Return every line of the material below, from the line that contains "Format: name [x0,y0,x1,y1]." down through the line that contains "staticText: 28 [257,357,265,368]", as a JSON list of strings with one string per line and blank lines left out. Include both of those lines.

INFORMATION GIVEN |
++++++++

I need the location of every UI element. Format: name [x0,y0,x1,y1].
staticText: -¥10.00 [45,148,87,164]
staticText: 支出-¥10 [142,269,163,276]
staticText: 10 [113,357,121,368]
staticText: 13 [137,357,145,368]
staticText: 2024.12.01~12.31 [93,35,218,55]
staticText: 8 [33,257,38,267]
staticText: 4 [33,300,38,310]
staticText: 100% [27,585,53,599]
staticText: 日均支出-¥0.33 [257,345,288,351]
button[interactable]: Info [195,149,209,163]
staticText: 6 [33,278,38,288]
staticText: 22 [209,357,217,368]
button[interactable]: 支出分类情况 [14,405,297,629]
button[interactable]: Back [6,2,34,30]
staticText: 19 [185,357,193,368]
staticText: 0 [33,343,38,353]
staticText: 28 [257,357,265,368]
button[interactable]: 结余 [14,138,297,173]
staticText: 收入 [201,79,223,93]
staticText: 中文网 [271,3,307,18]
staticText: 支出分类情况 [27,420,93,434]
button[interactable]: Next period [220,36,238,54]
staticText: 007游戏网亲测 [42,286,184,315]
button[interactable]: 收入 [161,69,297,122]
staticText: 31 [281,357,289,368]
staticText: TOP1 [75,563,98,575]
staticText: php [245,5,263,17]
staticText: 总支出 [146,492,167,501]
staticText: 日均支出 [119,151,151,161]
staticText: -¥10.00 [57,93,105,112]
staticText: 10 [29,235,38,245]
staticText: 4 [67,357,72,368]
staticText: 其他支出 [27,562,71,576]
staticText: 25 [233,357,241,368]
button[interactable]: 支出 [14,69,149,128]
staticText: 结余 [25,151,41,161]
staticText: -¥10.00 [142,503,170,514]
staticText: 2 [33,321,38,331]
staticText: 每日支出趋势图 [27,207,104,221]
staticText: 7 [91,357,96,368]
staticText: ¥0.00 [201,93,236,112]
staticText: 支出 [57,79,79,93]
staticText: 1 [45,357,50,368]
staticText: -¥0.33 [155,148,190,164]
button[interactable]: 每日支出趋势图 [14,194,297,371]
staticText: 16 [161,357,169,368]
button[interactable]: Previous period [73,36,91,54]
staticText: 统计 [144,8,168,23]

++++++++

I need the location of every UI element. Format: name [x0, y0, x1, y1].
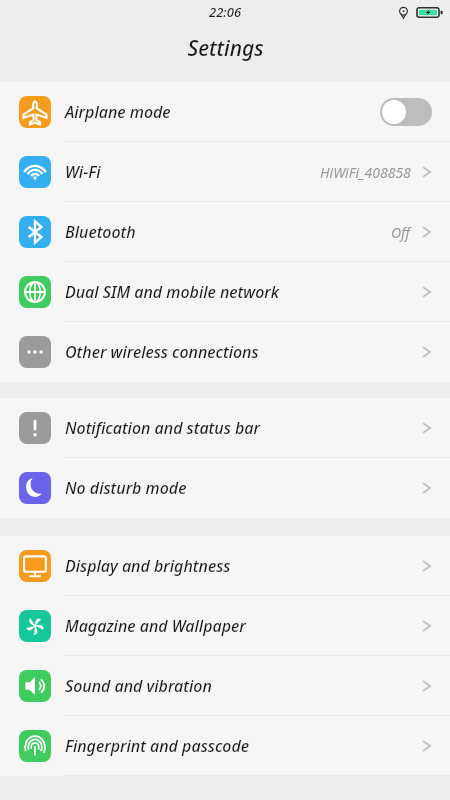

++++++++

WRITTEN REPLY |
[
  "I need the location of every UI element. Format: name [x0,y0,x1,y1].",
  "staticText: -¥10.00 [45,148,87,164]",
  "staticText: 支出-¥10 [142,269,163,276]",
  "staticText: 10 [113,357,121,368]",
  "staticText: 13 [137,357,145,368]",
  "staticText: 2024.12.01~12.31 [93,35,218,55]",
  "staticText: 8 [33,257,38,267]",
  "staticText: 4 [33,300,38,310]",
  "staticText: 100% [27,585,53,599]",
  "staticText: 日均支出-¥0.33 [257,345,288,351]",
  "button[interactable]: Info [195,149,209,163]",
  "staticText: 6 [33,278,38,288]",
  "staticText: 22 [209,357,217,368]",
  "button[interactable]: 支出分类情况 [14,405,297,629]",
  "button[interactable]: Back [6,2,34,30]",
  "staticText: 19 [185,357,193,368]",
  "staticText: 0 [33,343,38,353]",
  "staticText: 28 [257,357,265,368]"
]